> [Work to be completed]
Copy every entry exactly.

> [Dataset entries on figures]
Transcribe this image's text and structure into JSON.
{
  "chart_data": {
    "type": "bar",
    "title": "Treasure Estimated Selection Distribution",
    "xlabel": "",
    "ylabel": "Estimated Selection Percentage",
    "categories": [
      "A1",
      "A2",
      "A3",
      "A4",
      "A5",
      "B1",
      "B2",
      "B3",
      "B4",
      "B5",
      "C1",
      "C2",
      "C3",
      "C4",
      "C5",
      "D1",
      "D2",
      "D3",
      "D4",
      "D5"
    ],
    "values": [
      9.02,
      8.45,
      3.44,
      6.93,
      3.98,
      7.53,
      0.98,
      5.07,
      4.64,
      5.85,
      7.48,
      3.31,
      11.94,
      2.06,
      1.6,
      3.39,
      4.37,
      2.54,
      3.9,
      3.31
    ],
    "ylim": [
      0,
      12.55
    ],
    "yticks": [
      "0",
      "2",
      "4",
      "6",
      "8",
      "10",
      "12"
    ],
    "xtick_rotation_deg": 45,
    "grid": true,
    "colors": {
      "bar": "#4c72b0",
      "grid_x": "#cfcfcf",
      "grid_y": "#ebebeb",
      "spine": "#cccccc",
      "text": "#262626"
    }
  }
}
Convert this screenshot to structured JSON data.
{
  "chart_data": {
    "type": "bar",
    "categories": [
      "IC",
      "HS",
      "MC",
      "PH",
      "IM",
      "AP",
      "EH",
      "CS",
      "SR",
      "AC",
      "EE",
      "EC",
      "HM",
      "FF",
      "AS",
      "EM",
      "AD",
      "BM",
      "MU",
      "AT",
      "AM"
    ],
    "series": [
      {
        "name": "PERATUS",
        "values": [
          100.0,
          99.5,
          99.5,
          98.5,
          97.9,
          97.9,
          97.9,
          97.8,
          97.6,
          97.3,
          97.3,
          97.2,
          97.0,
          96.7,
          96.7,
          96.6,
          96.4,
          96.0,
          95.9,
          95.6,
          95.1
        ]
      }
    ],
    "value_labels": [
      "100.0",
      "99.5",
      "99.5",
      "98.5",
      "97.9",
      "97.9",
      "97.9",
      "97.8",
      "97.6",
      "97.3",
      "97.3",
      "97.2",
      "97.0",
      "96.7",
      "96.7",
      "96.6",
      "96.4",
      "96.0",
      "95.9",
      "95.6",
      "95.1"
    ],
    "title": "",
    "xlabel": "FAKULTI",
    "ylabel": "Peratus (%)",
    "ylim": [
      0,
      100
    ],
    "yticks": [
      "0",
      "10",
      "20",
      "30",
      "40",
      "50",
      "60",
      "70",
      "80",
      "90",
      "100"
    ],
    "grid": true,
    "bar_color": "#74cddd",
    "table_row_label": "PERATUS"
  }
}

> [Response below]
Transcribe this image's text and structure into JSON.
{
  "chart_data": {
    "type": "bar",
    "title": "Treasure Estimated Selection Distribution",
    "xlabel": "",
    "ylabel": "Estimated Selection Percentage",
    "categories": [
      "A1",
      "A2",
      "A3",
      "A4",
      "A5",
      "B1",
      "B2",
      "B3",
      "B4",
      "B5",
      "C1",
      "C2",
      "C3",
      "C4",
      "C5",
      "D1",
      "D2",
      "D3",
      "D4",
      "D5"
    ],
    "values": [
      9.02,
      8.45,
      3.44,
      6.93,
      3.98,
      7.53,
      0.98,
      5.07,
      4.64,
      5.85,
      7.48,
      3.31,
      11.94,
      2.06,
      1.6,
      3.39,
      4.37,
      2.54,
      3.9,
      3.31
    ],
    "ylim": [
      0,
      12.55
    ],
    "yticks": [
      "0",
      "2",
      "4",
      "6",
      "8",
      "10",
      "12"
    ],
    "xtick_rotation_deg": 45,
    "grid": true,
    "colors": {
      "bar": "#4c72b0",
      "grid_x": "#cfcfcf",
      "grid_y": "#ebebeb",
      "spine": "#cccccc",
      "text": "#262626"
    }
  }
}
Convert this screenshot to structured JSON data.
{
  "chart_data": {
    "type": "bar",
    "categories": [
      "IC",
      "HS",
      "MC",
      "PH",
      "IM",
      "AP",
      "EH",
      "CS",
      "SR",
      "AC",
      "EE",
      "EC",
      "HM",
      "FF",
      "AS",
      "EM",
      "AD",
      "BM",
      "MU",
      "AT",
      "AM"
    ],
    "series": [
      {
        "name": "PERATUS",
        "values": [
          100.0,
          99.5,
          99.5,
          98.5,
          97.9,
          97.9,
          97.9,
          97.8,
          97.6,
          97.3,
          97.3,
          97.2,
          97.0,
          96.7,
          96.7,
          96.6,
          96.4,
          96.0,
          95.9,
          95.6,
          95.1
        ]
      }
    ],
    "value_labels": [
      "100.0",
      "99.5",
      "99.5",
      "98.5",
      "97.9",
      "97.9",
      "97.9",
      "97.8",
      "97.6",
      "97.3",
      "97.3",
      "97.2",
      "97.0",
      "96.7",
      "96.7",
      "96.6",
      "96.4",
      "96.0",
      "95.9",
      "95.6",
      "95.1"
    ],
    "title": "",
    "xlabel": "FAKULTI",
    "ylabel": "Peratus (%)",
    "ylim": [
      0,
      100
    ],
    "yticks": [
      "0",
      "10",
      "20",
      "30",
      "40",
      "50",
      "60",
      "70",
      "80",
      "90",
      "100"
    ],
    "grid": true,
    "bar_color": "#74cddd",
    "table_row_label": "PERATUS"
  }
}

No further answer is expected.